Exercise goal:
Copy out all the lines exactly. Omit pictures.
————————
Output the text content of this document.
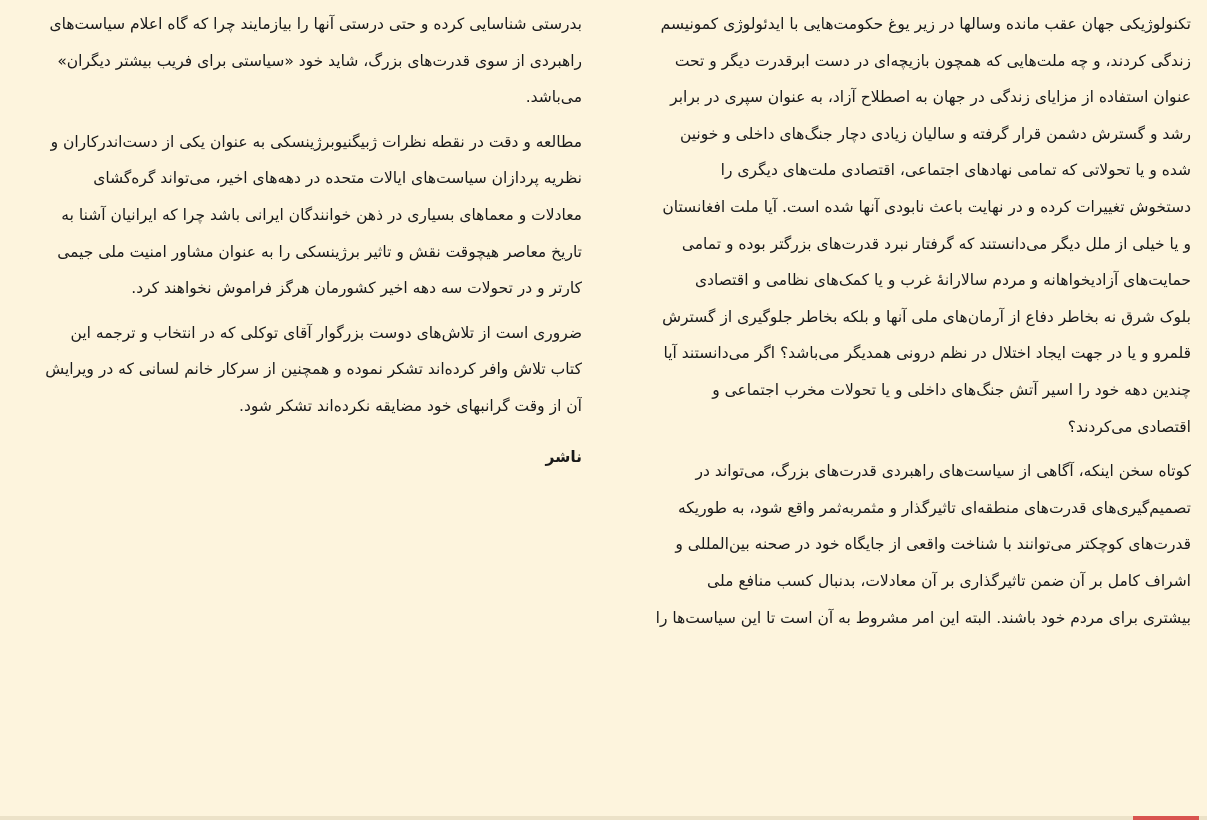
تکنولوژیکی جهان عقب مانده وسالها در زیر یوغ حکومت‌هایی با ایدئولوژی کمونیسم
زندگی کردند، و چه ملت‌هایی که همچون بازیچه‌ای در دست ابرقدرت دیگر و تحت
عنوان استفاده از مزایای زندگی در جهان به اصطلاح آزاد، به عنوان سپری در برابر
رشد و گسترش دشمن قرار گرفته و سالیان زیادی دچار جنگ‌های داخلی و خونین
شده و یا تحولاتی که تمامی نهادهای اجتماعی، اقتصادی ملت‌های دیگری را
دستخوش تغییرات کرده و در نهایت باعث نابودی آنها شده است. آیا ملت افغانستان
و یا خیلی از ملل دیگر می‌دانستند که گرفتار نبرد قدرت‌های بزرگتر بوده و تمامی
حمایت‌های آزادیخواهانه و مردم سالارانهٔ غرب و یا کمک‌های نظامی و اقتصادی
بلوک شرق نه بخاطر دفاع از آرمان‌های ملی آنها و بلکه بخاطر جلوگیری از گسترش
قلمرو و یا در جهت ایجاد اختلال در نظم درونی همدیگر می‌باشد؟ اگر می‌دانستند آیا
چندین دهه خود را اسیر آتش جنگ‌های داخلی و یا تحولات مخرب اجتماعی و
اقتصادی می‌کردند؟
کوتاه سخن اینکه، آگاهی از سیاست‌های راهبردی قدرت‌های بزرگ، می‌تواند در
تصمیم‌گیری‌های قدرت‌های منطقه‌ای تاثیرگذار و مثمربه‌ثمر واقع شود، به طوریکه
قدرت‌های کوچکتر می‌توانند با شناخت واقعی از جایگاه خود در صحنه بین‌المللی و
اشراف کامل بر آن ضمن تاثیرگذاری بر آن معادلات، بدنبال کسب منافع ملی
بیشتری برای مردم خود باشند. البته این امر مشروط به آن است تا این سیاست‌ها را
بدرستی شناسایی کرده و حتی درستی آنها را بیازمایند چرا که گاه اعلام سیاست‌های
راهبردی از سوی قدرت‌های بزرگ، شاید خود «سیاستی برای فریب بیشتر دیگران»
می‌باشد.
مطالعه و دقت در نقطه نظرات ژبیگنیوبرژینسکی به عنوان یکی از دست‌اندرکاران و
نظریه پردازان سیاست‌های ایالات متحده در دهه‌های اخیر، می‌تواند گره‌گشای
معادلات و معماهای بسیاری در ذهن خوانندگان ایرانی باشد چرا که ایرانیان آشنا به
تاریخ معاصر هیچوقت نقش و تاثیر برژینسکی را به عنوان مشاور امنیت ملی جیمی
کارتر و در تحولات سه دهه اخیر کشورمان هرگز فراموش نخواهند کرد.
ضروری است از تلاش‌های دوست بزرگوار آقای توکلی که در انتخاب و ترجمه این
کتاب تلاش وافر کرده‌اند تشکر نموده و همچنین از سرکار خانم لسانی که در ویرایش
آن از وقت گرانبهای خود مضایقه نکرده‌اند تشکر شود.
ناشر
————————
Answer to this task:
Output the text content of this document.
تکنولوژیکی جهان عقب مانده وسالها در زیر یوغ حکومت‌هایی با ایدئولوژی کمونیسم
زندگی کردند، و چه ملت‌هایی که همچون بازیچه‌ای در دست ابرقدرت دیگر و تحت
عنوان استفاده از مزایای زندگی در جهان به اصطلاح آزاد، به عنوان سپری در برابر
رشد و گسترش دشمن قرار گرفته و سالیان زیادی دچار جنگ‌های داخلی و خونین
شده و یا تحولاتی که تمامی نهادهای اجتماعی، اقتصادی ملت‌های دیگری را
دستخوش تغییرات کرده و در نهایت باعث نابودی آنها شده است. آیا ملت افغانستان
و یا خیلی از ملل دیگر می‌دانستند که گرفتار نبرد قدرت‌های بزرگتر بوده و تمامی
حمایت‌های آزادیخواهانه و مردم سالارانهٔ غرب و یا کمک‌های نظامی و اقتصادی
بلوک شرق نه بخاطر دفاع از آرمان‌های ملی آنها و بلکه بخاطر جلوگیری از گسترش
قلمرو و یا در جهت ایجاد اختلال در نظم درونی همدیگر می‌باشد؟ اگر می‌دانستند آیا
چندین دهه خود را اسیر آتش جنگ‌های داخلی و یا تحولات مخرب اجتماعی و
اقتصادی می‌کردند؟
کوتاه سخن اینکه، آگاهی از سیاست‌های راهبردی قدرت‌های بزرگ، می‌تواند در
تصمیم‌گیری‌های قدرت‌های منطقه‌ای تاثیرگذار و مثمربه‌ثمر واقع شود، به طوریکه
قدرت‌های کوچکتر می‌توانند با شناخت واقعی از جایگاه خود در صحنه بین‌المللی و
اشراف کامل بر آن ضمن تاثیرگذاری بر آن معادلات، بدنبال کسب منافع ملی
بیشتری برای مردم خود باشند. البته این امر مشروط به آن است تا این سیاست‌ها را
بدرستی شناسایی کرده و حتی درستی آنها را بیازمایند چرا که گاه اعلام سیاست‌های
راهبردی از سوی قدرت‌های بزرگ، شاید خود «سیاستی برای فریب بیشتر دیگران»
می‌باشد.
مطالعه و دقت در نقطه نظرات ژبیگنیوبرژینسکی به عنوان یکی از دست‌اندرکاران و
نظریه پردازان سیاست‌های ایالات متحده در دهه‌های اخیر، می‌تواند گره‌گشای
معادلات و معماهای بسیاری در ذهن خوانندگان ایرانی باشد چرا که ایرانیان آشنا به
تاریخ معاصر هیچوقت نقش و تاثیر برژینسکی را به عنوان مشاور امنیت ملی جیمی
کارتر و در تحولات سه دهه اخیر کشورمان هرگز فراموش نخواهند کرد.
ضروری است از تلاش‌های دوست بزرگوار آقای توکلی که در انتخاب و ترجمه این
کتاب تلاش وافر کرده‌اند تشکر نموده و همچنین از سرکار خانم لسانی که در ویرایش
آن از وقت گرانبهای خود مضایقه نکرده‌اند تشکر شود.
ناشر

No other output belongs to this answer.